● TASK INPUT:
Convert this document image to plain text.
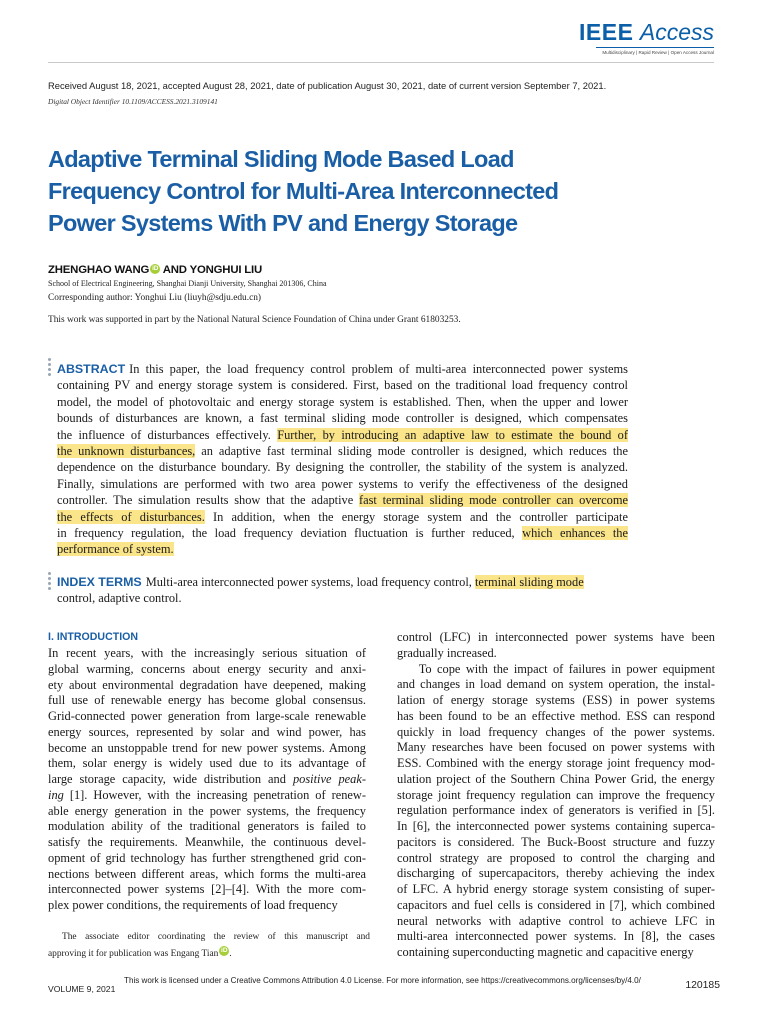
IEEE Access
Multidisciplinary | Rapid Review | Open Access Journal
Received August 18, 2021, accepted August 28, 2021, date of publication August 30, 2021, date of current version September 7, 2021.
Digital Object Identifier 10.1109/ACCESS.2021.3109141
Adaptive Terminal Sliding Mode Based Load
Frequency Control for Multi-Area Interconnected
Power Systems With PV and Energy Storage
ZHENGHAO WANG iD AND YONGHUI LIU
School of Electrical Engineering, Shanghai Dianji University, Shanghai 201306, China
Corresponding author: Yonghui Liu (liuyh@sdju.edu.cn)
This work was supported in part by the National Natural Science Foundation of China under Grant 61803253.
ABSTRACT In this paper, the load frequency control problem of multi-area interconnected power systems
containing PV and energy storage system is considered. First, based on the traditional load frequency control
model, the model of photovoltaic and energy storage system is established. Then, when the upper and lower
bounds of disturbances are known, a fast terminal sliding mode controller is designed, which compensates
the influence of disturbances effectively. Further, by introducing an adaptive law to estimate the bound of
the unknown disturbances, an adaptive fast terminal sliding mode controller is designed, which reduces the
dependence on the disturbance boundary. By designing the controller, the stability of the system is analyzed.
Finally, simulations are performed with two area power systems to verify the effectiveness of the designed
controller. The simulation results show that the adaptive fast terminal sliding mode controller can overcome
the effects of disturbances. In addition, when the energy storage system and the controller participate
in frequency regulation, the load frequency deviation fluctuation is further reduced, which enhances the
performance of system.
INDEX TERMS Multi-area interconnected power systems, load frequency control, terminal sliding mode
control, adaptive control.
I. INTRODUCTION
In recent years, with the increasingly serious situation of
global warming, concerns about energy security and anxi-
ety about environmental degradation have deepened, making
full use of renewable energy has become global consensus.
Grid-connected power generation from large-scale renewable
energy sources, represented by solar and wind power, has
become an unstoppable trend for new power systems. Among
them, solar energy is widely used due to its advantage of
large storage capacity, wide distribution and positive peak-
ing [1]. However, with the increasing penetration of renew-
able energy generation in the power systems, the frequency
modulation ability of the traditional generators is failed to
satisfy the requirements. Meanwhile, the continuous devel-
opment of grid technology has further strengthened grid con-
nections between different areas, which forms the multi-area
interconnected power systems [2]–[4]. With the more com-
plex power conditions, the requirements of load frequency
control (LFC) in interconnected power systems have been
gradually increased.
To cope with the impact of failures in power equipment
and changes in load demand on system operation, the instal-
lation of energy storage systems (ESS) in power systems
has been found to be an effective method. ESS can respond
quickly in load frequency changes of the power systems.
Many researches have been focused on power systems with
ESS. Combined with the energy storage joint frequency mod-
ulation project of the Southern China Power Grid, the energy
storage joint frequency regulation can improve the frequency
regulation performance index of generators is verified in [5].
In [6], the interconnected power systems containing superca-
pacitors is considered. The Buck-Boost structure and fuzzy
control strategy are proposed to control the charging and
discharging of supercapacitors, thereby achieving the index
of LFC. A hybrid energy storage system consisting of super-
capacitors and fuel cells is considered in [7], which combined
neural networks with adaptive control to achieve LFC in
multi-area interconnected power systems. In [8], the cases
containing superconducting magnetic and capacitive energy
The associate editor coordinating the review of this manuscript and
approving it for publication was Engang Tian iD .
VOLUME 9, 2021
This work is licensed under a Creative Commons Attribution 4.0 License. For more information, see https://creativecommons.org/licenses/by/4.0/	120185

● TASK TO CARRY OUT:
From the first record to the last, retype everything exactly except the images.

● ANSWER:
Convert this document image to plain text.
IEEE Access
Multidisciplinary | Rapid Review | Open Access Journal
Received August 18, 2021, accepted August 28, 2021, date of publication August 30, 2021, date of current version September 7, 2021.
Digital Object Identifier 10.1109/ACCESS.2021.3109141
Adaptive Terminal Sliding Mode Based Load
Frequency Control for Multi-Area Interconnected
Power Systems With PV and Energy Storage
ZHENGHAO WANG iD AND YONGHUI LIU
School of Electrical Engineering, Shanghai Dianji University, Shanghai 201306, China
Corresponding author: Yonghui Liu (liuyh@sdju.edu.cn)
This work was supported in part by the National Natural Science Foundation of China under Grant 61803253.
ABSTRACT In this paper, the load frequency control problem of multi-area interconnected power systems
containing PV and energy storage system is considered. First, based on the traditional load frequency control
model, the model of photovoltaic and energy storage system is established. Then, when the upper and lower
bounds of disturbances are known, a fast terminal sliding mode controller is designed, which compensates
the influence of disturbances effectively. Further, by introducing an adaptive law to estimate the bound of
the unknown disturbances, an adaptive fast terminal sliding mode controller is designed, which reduces the
dependence on the disturbance boundary. By designing the controller, the stability of the system is analyzed.
Finally, simulations are performed with two area power systems to verify the effectiveness of the designed
controller. The simulation results show that the adaptive fast terminal sliding mode controller can overcome
the effects of disturbances. In addition, when the energy storage system and the controller participate
in frequency regulation, the load frequency deviation fluctuation is further reduced, which enhances the
performance of system.
INDEX TERMS Multi-area interconnected power systems, load frequency control, terminal sliding mode
control, adaptive control.
I. INTRODUCTION
In recent years, with the increasingly serious situation of
global warming, concerns about energy security and anxi-
ety about environmental degradation have deepened, making
full use of renewable energy has become global consensus.
Grid-connected power generation from large-scale renewable
energy sources, represented by solar and wind power, has
become an unstoppable trend for new power systems. Among
them, solar energy is widely used due to its advantage of
large storage capacity, wide distribution and positive peak-
ing [1]. However, with the increasing penetration of renew-
able energy generation in the power systems, the frequency
modulation ability of the traditional generators is failed to
satisfy the requirements. Meanwhile, the continuous devel-
opment of grid technology has further strengthened grid con-
nections between different areas, which forms the multi-area
interconnected power systems [2]–[4]. With the more com-
plex power conditions, the requirements of load frequency
control (LFC) in interconnected power systems have been
gradually increased.
To cope with the impact of failures in power equipment
and changes in load demand on system operation, the instal-
lation of energy storage systems (ESS) in power systems
has been found to be an effective method. ESS can respond
quickly in load frequency changes of the power systems.
Many researches have been focused on power systems with
ESS. Combined with the energy storage joint frequency mod-
ulation project of the Southern China Power Grid, the energy
storage joint frequency regulation can improve the frequency
regulation performance index of generators is verified in [5].
In [6], the interconnected power systems containing superca-
pacitors is considered. The Buck-Boost structure and fuzzy
control strategy are proposed to control the charging and
discharging of supercapacitors, thereby achieving the index
of LFC. A hybrid energy storage system consisting of super-
capacitors and fuel cells is considered in [7], which combined
neural networks with adaptive control to achieve LFC in
multi-area interconnected power systems. In [8], the cases
containing superconducting magnetic and capacitive energy
The associate editor coordinating the review of this manuscript and
approving it for publication was Engang Tian iD .
VOLUME 9, 2021
This work is licensed under a Creative Commons Attribution 4.0 License. For more information, see https://creativecommons.org/licenses/by/4.0/	120185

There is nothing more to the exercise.